▶ [Materials provided]
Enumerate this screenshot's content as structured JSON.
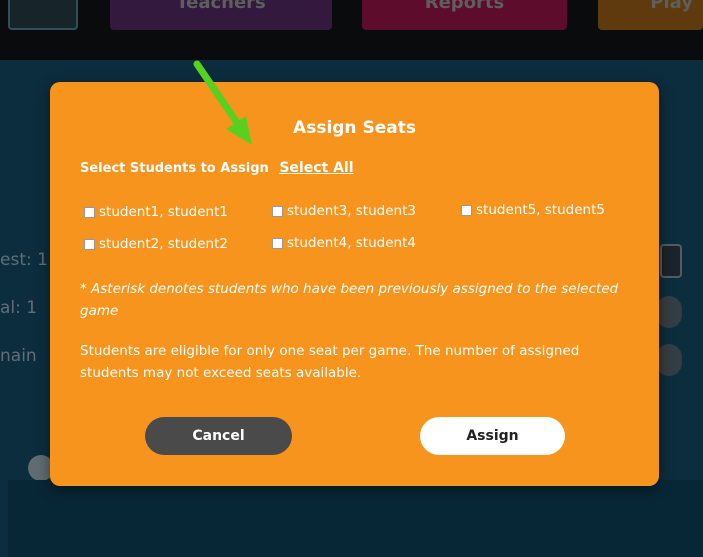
{
  "top_nav": {
    "tabs": [
      {
        "label": ""
      },
      {
        "label": "Teachers"
      },
      {
        "label": "Reports"
      },
      {
        "label": "Play"
      }
    ]
  },
  "background": {
    "labels": [
      "est: 1",
      "al: 1",
      "nain"
    ]
  },
  "modal": {
    "title": "Assign Seats",
    "select_prompt": "Select Students to Assign",
    "select_all_label": "Select All",
    "students": [
      {
        "label": "student1, student1",
        "checked": false
      },
      {
        "label": "student3, student3",
        "checked": false
      },
      {
        "label": "student5, student5",
        "checked": false
      },
      {
        "label": "student2, student2",
        "checked": false
      },
      {
        "label": "student4, student4",
        "checked": false
      }
    ],
    "asterisk_note": "* Asterisk denotes students who have been previously assigned to the selected game",
    "eligibility_info": "Students are eligible for only one seat per game. The number of assigned students may not exceed seats available.",
    "cancel_label": "Cancel",
    "assign_label": "Assign"
  },
  "colors": {
    "modal_bg": "#f7941e",
    "cancel_bg": "#4a4a4a",
    "assign_bg": "#ffffff",
    "arrow": "#58d01f"
  }
}
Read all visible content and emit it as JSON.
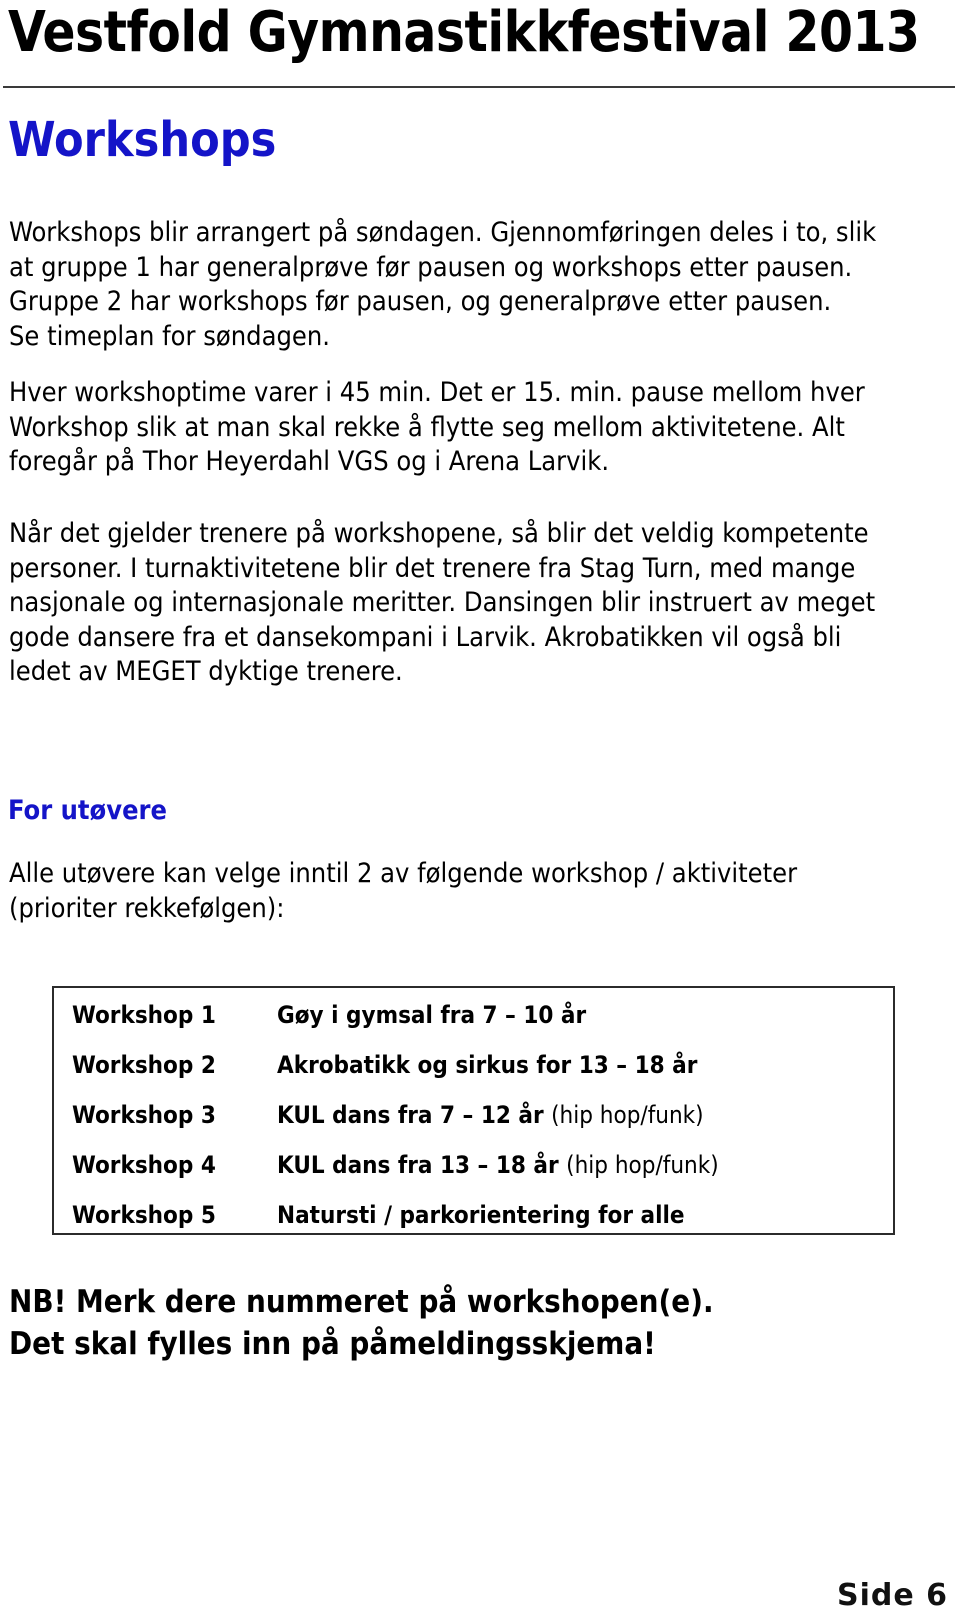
{
  "document": {
    "title": "Vestfold Gymnastikkfestival 2013",
    "accent_color": "#1414c8",
    "text_color": "#000000",
    "rule_color": "#3a3a3a"
  },
  "sections": {
    "workshops_heading": "Workshops",
    "paragraph_1": {
      "lines": [
        "Workshops blir arrangert på søndagen. Gjennomføringen deles i to, slik",
        "at gruppe 1 har generalprøve før pausen og workshops etter pausen.",
        "Gruppe 2 har workshops før pausen, og generalprøve etter pausen.",
        "Se timeplan for søndagen."
      ]
    },
    "paragraph_2": {
      "lines": [
        "Hver workshoptime varer i 45 min. Det er 15. min. pause mellom hver",
        "Workshop slik at man skal rekke å flytte seg mellom aktivitetene. Alt",
        "foregår på Thor Heyerdahl VGS og i Arena Larvik."
      ]
    },
    "paragraph_3": {
      "lines": [
        "Når det gjelder trenere på workshopene, så blir det veldig kompetente",
        "personer. I turnaktivitetene blir det trenere fra Stag Turn, med mange",
        "nasjonale og internasjonale meritter. Dansingen blir instruert av meget",
        "gode dansere fra et dansekompani i Larvik. Akrobatikken vil også bli",
        "ledet av MEGET dyktige trenere."
      ]
    },
    "for_utovere_heading": "For utøvere",
    "paragraph_4": {
      "lines": [
        "Alle utøvere kan velge inntil 2 av følgende workshop / aktiviteter",
        "(prioriter rekkefølgen):"
      ]
    }
  },
  "workshop_table": {
    "rows": [
      {
        "label": "Workshop 1",
        "value": "Gøy i gymsal fra 7 – 10 år",
        "note": ""
      },
      {
        "label": "Workshop 2",
        "value": "Akrobatikk og sirkus for 13 – 18 år",
        "note": ""
      },
      {
        "label": "Workshop 3",
        "value": "KUL dans fra 7 – 12 år ",
        "note": "(hip hop/funk)"
      },
      {
        "label": "Workshop 4",
        "value": "KUL dans fra 13 – 18 år ",
        "note": "(hip hop/funk)"
      },
      {
        "label": "Workshop 5",
        "value": "Natursti / parkorientering for alle",
        "note": ""
      }
    ]
  },
  "notice": {
    "lines": [
      "NB! Merk dere nummeret på workshopen(e).",
      "Det skal fylles inn på påmeldingsskjema!"
    ]
  },
  "footer": {
    "page_label": "Side 6"
  }
}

▶ [Task] The records shown above are to be repeated exactly, with the pictures left out.

▶ [Expected answer]
Enumerate this screenshot's content as structured JSON.
{
  "top_nav": {
    "tabs": [
      {
        "label": ""
      },
      {
        "label": "Teachers"
      },
      {
        "label": "Reports"
      },
      {
        "label": "Play"
      }
    ]
  },
  "background": {
    "labels": [
      "est: 1",
      "al: 1",
      "nain"
    ]
  },
  "modal": {
    "title": "Assign Seats",
    "select_prompt": "Select Students to Assign",
    "select_all_label": "Select All",
    "students": [
      {
        "label": "student1, student1",
        "checked": false
      },
      {
        "label": "student3, student3",
        "checked": false
      },
      {
        "label": "student5, student5",
        "checked": false
      },
      {
        "label": "student2, student2",
        "checked": false
      },
      {
        "label": "student4, student4",
        "checked": false
      }
    ],
    "asterisk_note": "* Asterisk denotes students who have been previously assigned to the selected game",
    "eligibility_info": "Students are eligible for only one seat per game. The number of assigned students may not exceed seats available.",
    "cancel_label": "Cancel",
    "assign_label": "Assign"
  },
  "colors": {
    "modal_bg": "#f7941e",
    "cancel_bg": "#4a4a4a",
    "assign_bg": "#ffffff",
    "arrow": "#58d01f"
  }
}
Read all visible content and emit it as JSON.
{
  "document": {
    "title": "Vestfold Gymnastikkfestival 2013",
    "accent_color": "#1414c8",
    "text_color": "#000000",
    "rule_color": "#3a3a3a"
  },
  "sections": {
    "workshops_heading": "Workshops",
    "paragraph_1": {
      "lines": [
        "Workshops blir arrangert på søndagen. Gjennomføringen deles i to, slik",
        "at gruppe 1 har generalprøve før pausen og workshops etter pausen.",
        "Gruppe 2 har workshops før pausen, og generalprøve etter pausen.",
        "Se timeplan for søndagen."
      ]
    },
    "paragraph_2": {
      "lines": [
        "Hver workshoptime varer i 45 min. Det er 15. min. pause mellom hver",
        "Workshop slik at man skal rekke å flytte seg mellom aktivitetene. Alt",
        "foregår på Thor Heyerdahl VGS og i Arena Larvik."
      ]
    },
    "paragraph_3": {
      "lines": [
        "Når det gjelder trenere på workshopene, så blir det veldig kompetente",
        "personer. I turnaktivitetene blir det trenere fra Stag Turn, med mange",
        "nasjonale og internasjonale meritter. Dansingen blir instruert av meget",
        "gode dansere fra et dansekompani i Larvik. Akrobatikken vil også bli",
        "ledet av MEGET dyktige trenere."
      ]
    },
    "for_utovere_heading": "For utøvere",
    "paragraph_4": {
      "lines": [
        "Alle utøvere kan velge inntil 2 av følgende workshop / aktiviteter",
        "(prioriter rekkefølgen):"
      ]
    }
  },
  "workshop_table": {
    "rows": [
      {
        "label": "Workshop 1",
        "value": "Gøy i gymsal fra 7 – 10 år",
        "note": ""
      },
      {
        "label": "Workshop 2",
        "value": "Akrobatikk og sirkus for 13 – 18 år",
        "note": ""
      },
      {
        "label": "Workshop 3",
        "value": "KUL dans fra 7 – 12 år ",
        "note": "(hip hop/funk)"
      },
      {
        "label": "Workshop 4",
        "value": "KUL dans fra 13 – 18 år ",
        "note": "(hip hop/funk)"
      },
      {
        "label": "Workshop 5",
        "value": "Natursti / parkorientering for alle",
        "note": ""
      }
    ]
  },
  "notice": {
    "lines": [
      "NB! Merk dere nummeret på workshopen(e).",
      "Det skal fylles inn på påmeldingsskjema!"
    ]
  },
  "footer": {
    "page_label": "Side 6"
  }
}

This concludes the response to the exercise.